Stored items from a collection →
--

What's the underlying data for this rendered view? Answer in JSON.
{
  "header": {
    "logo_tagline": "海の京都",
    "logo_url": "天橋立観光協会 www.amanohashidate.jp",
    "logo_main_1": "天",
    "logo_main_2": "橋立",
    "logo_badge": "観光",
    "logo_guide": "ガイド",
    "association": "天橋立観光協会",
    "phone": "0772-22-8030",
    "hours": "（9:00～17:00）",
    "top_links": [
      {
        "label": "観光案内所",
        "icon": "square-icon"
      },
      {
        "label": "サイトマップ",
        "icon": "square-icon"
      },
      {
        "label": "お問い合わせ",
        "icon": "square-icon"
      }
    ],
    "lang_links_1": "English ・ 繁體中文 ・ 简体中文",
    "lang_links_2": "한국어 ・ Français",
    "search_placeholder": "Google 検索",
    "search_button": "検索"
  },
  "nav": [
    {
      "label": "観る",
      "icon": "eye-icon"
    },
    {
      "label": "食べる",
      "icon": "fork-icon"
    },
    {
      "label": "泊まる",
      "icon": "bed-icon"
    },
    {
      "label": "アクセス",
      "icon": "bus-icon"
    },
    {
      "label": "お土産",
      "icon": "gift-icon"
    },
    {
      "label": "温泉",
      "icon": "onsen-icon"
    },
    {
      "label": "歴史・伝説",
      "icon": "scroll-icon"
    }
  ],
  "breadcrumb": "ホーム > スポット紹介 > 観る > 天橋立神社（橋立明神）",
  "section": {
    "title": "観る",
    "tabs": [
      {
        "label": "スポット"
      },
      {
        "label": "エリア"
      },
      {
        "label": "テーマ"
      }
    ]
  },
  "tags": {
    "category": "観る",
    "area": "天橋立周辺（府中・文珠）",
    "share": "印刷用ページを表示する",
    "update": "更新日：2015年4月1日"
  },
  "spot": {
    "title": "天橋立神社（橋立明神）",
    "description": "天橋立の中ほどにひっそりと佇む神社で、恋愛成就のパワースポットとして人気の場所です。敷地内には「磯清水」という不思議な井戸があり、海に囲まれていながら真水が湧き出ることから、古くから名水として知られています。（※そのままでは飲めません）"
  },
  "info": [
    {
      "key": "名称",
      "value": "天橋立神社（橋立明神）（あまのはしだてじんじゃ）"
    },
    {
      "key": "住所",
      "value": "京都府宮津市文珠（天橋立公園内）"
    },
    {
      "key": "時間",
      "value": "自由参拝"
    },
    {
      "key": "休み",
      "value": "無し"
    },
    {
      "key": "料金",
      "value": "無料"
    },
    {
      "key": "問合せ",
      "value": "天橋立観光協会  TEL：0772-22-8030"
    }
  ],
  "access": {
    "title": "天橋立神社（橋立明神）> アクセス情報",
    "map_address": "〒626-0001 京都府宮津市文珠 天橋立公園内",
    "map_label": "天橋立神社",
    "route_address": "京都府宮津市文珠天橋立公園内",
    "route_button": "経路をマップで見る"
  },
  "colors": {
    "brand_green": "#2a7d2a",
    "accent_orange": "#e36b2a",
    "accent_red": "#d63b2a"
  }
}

--

Quote each line of the data above exactly as written.

What's the underlying data for this rendered view? Answer in JSON.
{
  "header": {
    "logo_tagline": "海の京都",
    "logo_url": "天橋立観光協会 www.amanohashidate.jp",
    "logo_main_1": "天",
    "logo_main_2": "橋立",
    "logo_badge": "観光",
    "logo_guide": "ガイド",
    "association": "天橋立観光協会",
    "phone": "0772-22-8030",
    "hours": "（9:00～17:00）",
    "top_links": [
      {
        "label": "観光案内所",
        "icon": "square-icon"
      },
      {
        "label": "サイトマップ",
        "icon": "square-icon"
      },
      {
        "label": "お問い合わせ",
        "icon": "square-icon"
      }
    ],
    "lang_links_1": "English ・ 繁體中文 ・ 简体中文",
    "lang_links_2": "한국어 ・ Français",
    "search_placeholder": "Google 検索",
    "search_button": "検索"
  },
  "nav": [
    {
      "label": "観る",
      "icon": "eye-icon"
    },
    {
      "label": "食べる",
      "icon": "fork-icon"
    },
    {
      "label": "泊まる",
      "icon": "bed-icon"
    },
    {
      "label": "アクセス",
      "icon": "bus-icon"
    },
    {
      "label": "お土産",
      "icon": "gift-icon"
    },
    {
      "label": "温泉",
      "icon": "onsen-icon"
    },
    {
      "label": "歴史・伝説",
      "icon": "scroll-icon"
    }
  ],
  "breadcrumb": "ホーム > スポット紹介 > 観る > 天橋立神社（橋立明神）",
  "section": {
    "title": "観る",
    "tabs": [
      {
        "label": "スポット"
      },
      {
        "label": "エリア"
      },
      {
        "label": "テーマ"
      }
    ]
  },
  "tags": {
    "category": "観る",
    "area": "天橋立周辺（府中・文珠）",
    "share": "印刷用ページを表示する",
    "update": "更新日：2015年4月1日"
  },
  "spot": {
    "title": "天橋立神社（橋立明神）",
    "description": "天橋立の中ほどにひっそりと佇む神社で、恋愛成就のパワースポットとして人気の場所です。敷地内には「磯清水」という不思議な井戸があり、海に囲まれていながら真水が湧き出ることから、古くから名水として知られています。（※そのままでは飲めません）"
  },
  "info": [
    {
      "key": "名称",
      "value": "天橋立神社（橋立明神）（あまのはしだてじんじゃ）"
    },
    {
      "key": "住所",
      "value": "京都府宮津市文珠（天橋立公園内）"
    },
    {
      "key": "時間",
      "value": "自由参拝"
    },
    {
      "key": "休み",
      "value": "無し"
    },
    {
      "key": "料金",
      "value": "無料"
    },
    {
      "key": "問合せ",
      "value": "天橋立観光協会  TEL：0772-22-8030"
    }
  ],
  "access": {
    "title": "天橋立神社（橋立明神）> アクセス情報",
    "map_address": "〒626-0001 京都府宮津市文珠 天橋立公園内",
    "map_label": "天橋立神社",
    "route_address": "京都府宮津市文珠天橋立公園内",
    "route_button": "経路をマップで見る"
  },
  "colors": {
    "brand_green": "#2a7d2a",
    "accent_orange": "#e36b2a",
    "accent_red": "#d63b2a"
  }
}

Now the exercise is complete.